• To be done
How many of these lines hold the string "this"? Answer with the number only.

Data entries
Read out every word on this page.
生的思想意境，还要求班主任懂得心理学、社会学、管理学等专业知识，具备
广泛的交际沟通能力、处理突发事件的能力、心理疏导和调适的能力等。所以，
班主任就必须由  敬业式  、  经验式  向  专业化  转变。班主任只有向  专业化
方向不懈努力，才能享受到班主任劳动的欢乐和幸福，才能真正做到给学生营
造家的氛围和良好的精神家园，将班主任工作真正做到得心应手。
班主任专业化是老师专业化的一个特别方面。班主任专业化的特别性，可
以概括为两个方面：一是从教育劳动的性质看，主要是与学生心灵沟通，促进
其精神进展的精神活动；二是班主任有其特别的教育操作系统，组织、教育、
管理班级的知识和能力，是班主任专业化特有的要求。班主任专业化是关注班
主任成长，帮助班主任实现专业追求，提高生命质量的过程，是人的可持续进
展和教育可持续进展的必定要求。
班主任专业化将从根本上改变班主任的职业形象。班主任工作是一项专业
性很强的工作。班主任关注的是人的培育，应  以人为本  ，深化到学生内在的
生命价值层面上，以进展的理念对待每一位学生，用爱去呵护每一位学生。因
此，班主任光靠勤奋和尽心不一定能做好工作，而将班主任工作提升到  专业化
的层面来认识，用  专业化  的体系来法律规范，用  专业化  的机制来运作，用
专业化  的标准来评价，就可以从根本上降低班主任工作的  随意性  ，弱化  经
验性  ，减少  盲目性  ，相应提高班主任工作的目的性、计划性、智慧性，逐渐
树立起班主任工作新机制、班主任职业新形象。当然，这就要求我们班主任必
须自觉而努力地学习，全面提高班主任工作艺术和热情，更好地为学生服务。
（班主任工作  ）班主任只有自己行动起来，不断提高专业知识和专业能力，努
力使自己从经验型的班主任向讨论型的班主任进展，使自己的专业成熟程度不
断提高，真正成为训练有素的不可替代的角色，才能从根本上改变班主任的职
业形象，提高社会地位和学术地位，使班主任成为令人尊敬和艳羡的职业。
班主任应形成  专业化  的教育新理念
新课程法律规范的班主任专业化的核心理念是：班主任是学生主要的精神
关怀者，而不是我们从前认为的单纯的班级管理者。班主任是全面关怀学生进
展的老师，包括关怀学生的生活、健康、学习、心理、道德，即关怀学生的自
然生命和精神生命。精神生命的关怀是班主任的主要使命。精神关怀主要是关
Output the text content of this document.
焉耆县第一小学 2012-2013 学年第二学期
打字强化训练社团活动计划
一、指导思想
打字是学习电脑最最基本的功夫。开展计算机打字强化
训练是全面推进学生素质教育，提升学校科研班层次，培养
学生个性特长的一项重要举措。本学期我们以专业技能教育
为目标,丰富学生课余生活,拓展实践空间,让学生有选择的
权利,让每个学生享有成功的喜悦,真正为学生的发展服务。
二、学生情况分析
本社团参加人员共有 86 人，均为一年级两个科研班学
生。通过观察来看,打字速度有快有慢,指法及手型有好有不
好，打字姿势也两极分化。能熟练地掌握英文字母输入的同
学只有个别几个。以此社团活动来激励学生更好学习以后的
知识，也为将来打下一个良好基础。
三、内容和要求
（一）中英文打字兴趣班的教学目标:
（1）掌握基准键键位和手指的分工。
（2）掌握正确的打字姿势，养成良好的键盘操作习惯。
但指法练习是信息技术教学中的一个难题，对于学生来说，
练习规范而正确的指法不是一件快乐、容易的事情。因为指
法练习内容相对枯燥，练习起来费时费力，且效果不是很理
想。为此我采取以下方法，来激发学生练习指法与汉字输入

• Solution
2